## WHAT IS BEING ASKED
Your task is to quote the material that follows, in full and exactly.

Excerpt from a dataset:
-- BEGIN --
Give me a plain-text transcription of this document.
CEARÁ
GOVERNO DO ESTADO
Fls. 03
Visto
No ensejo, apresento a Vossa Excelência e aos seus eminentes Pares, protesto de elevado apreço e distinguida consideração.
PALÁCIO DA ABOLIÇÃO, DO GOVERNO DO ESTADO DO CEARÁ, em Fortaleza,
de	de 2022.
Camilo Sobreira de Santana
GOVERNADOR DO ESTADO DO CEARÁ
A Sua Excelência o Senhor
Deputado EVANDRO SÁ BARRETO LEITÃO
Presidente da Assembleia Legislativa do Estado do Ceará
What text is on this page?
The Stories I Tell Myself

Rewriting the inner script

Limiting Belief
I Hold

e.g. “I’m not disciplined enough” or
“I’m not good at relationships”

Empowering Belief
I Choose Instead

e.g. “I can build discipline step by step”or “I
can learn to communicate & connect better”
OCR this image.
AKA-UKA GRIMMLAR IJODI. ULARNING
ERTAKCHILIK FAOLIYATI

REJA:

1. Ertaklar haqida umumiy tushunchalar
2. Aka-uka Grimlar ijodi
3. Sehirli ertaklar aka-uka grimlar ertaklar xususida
-- END --
## FINAL ANSWER
Give me a plain-text transcription of this document.
CEARÁ
GOVERNO DO ESTADO
Fls. 03
Visto
No ensejo, apresento a Vossa Excelência e aos seus eminentes Pares, protesto de elevado apreço e distinguida consideração.
PALÁCIO DA ABOLIÇÃO, DO GOVERNO DO ESTADO DO CEARÁ, em Fortaleza,
de	de 2022.
Camilo Sobreira de Santana
GOVERNADOR DO ESTADO DO CEARÁ
A Sua Excelência o Senhor
Deputado EVANDRO SÁ BARRETO LEITÃO
Presidente da Assembleia Legislativa do Estado do Ceará
What text is on this page?
The Stories I Tell Myself

Rewriting the inner script

Limiting Belief
I Hold

e.g. “I’m not disciplined enough” or
“I’m not good at relationships”

Empowering Belief
I Choose Instead

e.g. “I can build discipline step by step”or “I
can learn to communicate & connect better”
OCR this image.
AKA-UKA GRIMMLAR IJODI. ULARNING
ERTAKCHILIK FAOLIYATI

REJA:

1. Ertaklar haqida umumiy tushunchalar
2. Aka-uka Grimlar ijodi
3. Sehirli ertaklar aka-uka grimlar ertaklar xususida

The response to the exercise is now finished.